- _Problem to work on_: Leave the pictures out and transcribe every record exactly.
─── Given data ───
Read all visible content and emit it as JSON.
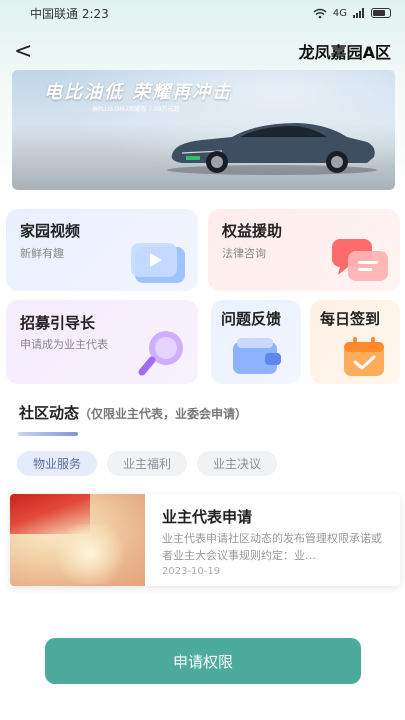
{
  "status_bar": {
    "carrier_time": "中国联通 2:23",
    "signal": "4G"
  },
  "header": {
    "back_label": "<",
    "title": "龙凤嘉园A区"
  },
  "banner": {
    "headline": "电比油低 荣耀再冲击",
    "subtext": "秦PLUS DM-i荣耀版 7.98万元起"
  },
  "cards": [
    {
      "title": "家园视频",
      "subtitle": "新鲜有趣",
      "icon": "video-play-icon"
    },
    {
      "title": "权益援助",
      "subtitle": "法律咨询",
      "icon": "chat-bubbles-icon"
    },
    {
      "title": "招募引导长",
      "subtitle": "申请成为业主代表",
      "icon": "magnifier-icon"
    },
    {
      "title": "问题反馈",
      "icon": "wallet-icon"
    },
    {
      "title": "每日签到",
      "icon": "calendar-check-icon"
    }
  ],
  "section": {
    "title": "社区动态",
    "note": "（仅限业主代表，业委会申请）"
  },
  "tabs": [
    {
      "label": "物业服务",
      "active": true
    },
    {
      "label": "业主福利",
      "active": false
    },
    {
      "label": "业主决议",
      "active": false
    }
  ],
  "article": {
    "title": "业主代表申请",
    "description": "业主代表申请社区动态的发布管理权限承诺或者业主大会议事规则约定：业…",
    "date": "2023-10-19"
  },
  "apply_button": {
    "label": "申请权限"
  },
  "colors": {
    "accent": "#4dab9c",
    "tab_active": "#e4ebfa"
  }
}
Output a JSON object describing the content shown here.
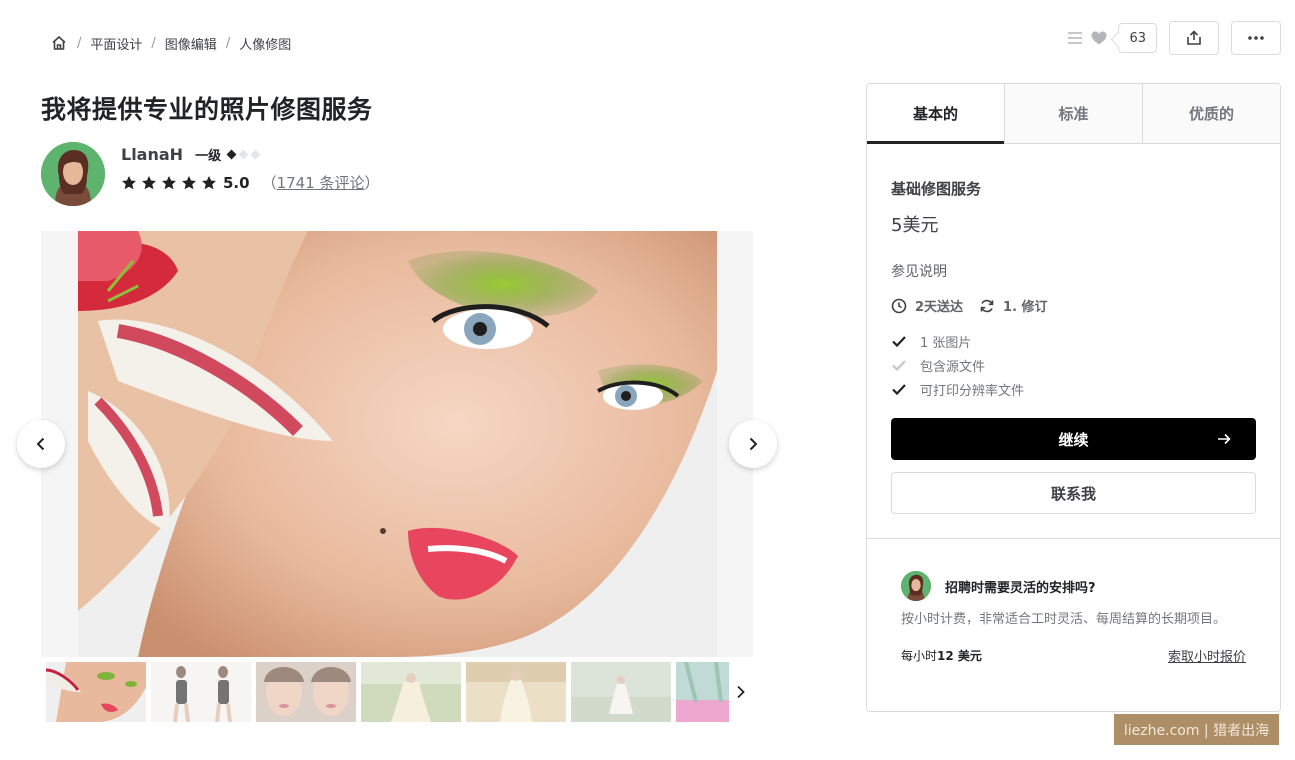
{
  "breadcrumb": {
    "items": [
      "平面设计",
      "图像编辑",
      "人像修图"
    ]
  },
  "actions": {
    "like_count": "63"
  },
  "gig": {
    "title": "我将提供专业的照片修图服务"
  },
  "seller": {
    "name": "LlanaH",
    "level": "一级",
    "level_diamonds_filled": 1,
    "level_diamonds_total": 3,
    "rating": "5.0",
    "reviews_open": "（",
    "reviews_link": "1741 条评论",
    "reviews_close": "）"
  },
  "package": {
    "tabs": [
      "基本的",
      "标准",
      "优质的"
    ],
    "active_tab": 0,
    "name": "基础修图服务",
    "price": "5美元",
    "description": "参见说明",
    "delivery": "2天送达",
    "revisions": "1. 修订",
    "features": [
      {
        "label": "1 张图片",
        "included": true
      },
      {
        "label": "包含源文件",
        "included": false
      },
      {
        "label": "可打印分辨率文件",
        "included": true
      }
    ],
    "continue_label": "继续",
    "contact_label": "联系我"
  },
  "hourly": {
    "title": "招聘时需要灵活的安排吗?",
    "text": "按小时计费，非常适合工时灵活、每周结算的长期项目。",
    "rate_prefix": "每小时",
    "rate_value": "12 美元",
    "link": "索取小时报价"
  },
  "watermark": "liezhe.com | 猎者出海",
  "colors": {
    "accent": "#000000",
    "text_primary": "#222325",
    "text_secondary": "#74767e",
    "border": "#dadbdd",
    "avatar_bg": "#5eb46f"
  },
  "icons": {
    "home": "home-icon",
    "menu": "menu-icon",
    "heart": "heart-icon",
    "share": "share-icon",
    "more": "more-icon",
    "clock": "clock-icon",
    "refresh": "refresh-icon",
    "check": "check-icon",
    "arrow_right": "arrow-right-icon",
    "chevron_left": "chevron-left-icon",
    "chevron_right": "chevron-right-icon"
  }
}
───
- _Answer in full_:
Read all visible content and emit it as JSON.
{
  "status_bar": {
    "carrier_time": "中国联通 2:23",
    "signal": "4G"
  },
  "header": {
    "back_label": "<",
    "title": "龙凤嘉园A区"
  },
  "banner": {
    "headline": "电比油低 荣耀再冲击",
    "subtext": "秦PLUS DM-i荣耀版 7.98万元起"
  },
  "cards": [
    {
      "title": "家园视频",
      "subtitle": "新鲜有趣",
      "icon": "video-play-icon"
    },
    {
      "title": "权益援助",
      "subtitle": "法律咨询",
      "icon": "chat-bubbles-icon"
    },
    {
      "title": "招募引导长",
      "subtitle": "申请成为业主代表",
      "icon": "magnifier-icon"
    },
    {
      "title": "问题反馈",
      "icon": "wallet-icon"
    },
    {
      "title": "每日签到",
      "icon": "calendar-check-icon"
    }
  ],
  "section": {
    "title": "社区动态",
    "note": "（仅限业主代表，业委会申请）"
  },
  "tabs": [
    {
      "label": "物业服务",
      "active": true
    },
    {
      "label": "业主福利",
      "active": false
    },
    {
      "label": "业主决议",
      "active": false
    }
  ],
  "article": {
    "title": "业主代表申请",
    "description": "业主代表申请社区动态的发布管理权限承诺或者业主大会议事规则约定：业…",
    "date": "2023-10-19"
  },
  "apply_button": {
    "label": "申请权限"
  },
  "colors": {
    "accent": "#4dab9c",
    "tab_active": "#e4ebfa"
  }
}
Output a JSON object describing the content shown here.
{
  "breadcrumb": {
    "items": [
      "平面设计",
      "图像编辑",
      "人像修图"
    ]
  },
  "actions": {
    "like_count": "63"
  },
  "gig": {
    "title": "我将提供专业的照片修图服务"
  },
  "seller": {
    "name": "LlanaH",
    "level": "一级",
    "level_diamonds_filled": 1,
    "level_diamonds_total": 3,
    "rating": "5.0",
    "reviews_open": "（",
    "reviews_link": "1741 条评论",
    "reviews_close": "）"
  },
  "package": {
    "tabs": [
      "基本的",
      "标准",
      "优质的"
    ],
    "active_tab": 0,
    "name": "基础修图服务",
    "price": "5美元",
    "description": "参见说明",
    "delivery": "2天送达",
    "revisions": "1. 修订",
    "features": [
      {
        "label": "1 张图片",
        "included": true
      },
      {
        "label": "包含源文件",
        "included": false
      },
      {
        "label": "可打印分辨率文件",
        "included": true
      }
    ],
    "continue_label": "继续",
    "contact_label": "联系我"
  },
  "hourly": {
    "title": "招聘时需要灵活的安排吗?",
    "text": "按小时计费，非常适合工时灵活、每周结算的长期项目。",
    "rate_prefix": "每小时",
    "rate_value": "12 美元",
    "link": "索取小时报价"
  },
  "watermark": "liezhe.com | 猎者出海",
  "colors": {
    "accent": "#000000",
    "text_primary": "#222325",
    "text_secondary": "#74767e",
    "border": "#dadbdd",
    "avatar_bg": "#5eb46f"
  },
  "icons": {
    "home": "home-icon",
    "menu": "menu-icon",
    "heart": "heart-icon",
    "share": "share-icon",
    "more": "more-icon",
    "clock": "clock-icon",
    "refresh": "refresh-icon",
    "check": "check-icon",
    "arrow_right": "arrow-right-icon",
    "chevron_left": "chevron-left-icon",
    "chevron_right": "chevron-right-icon"
  }
}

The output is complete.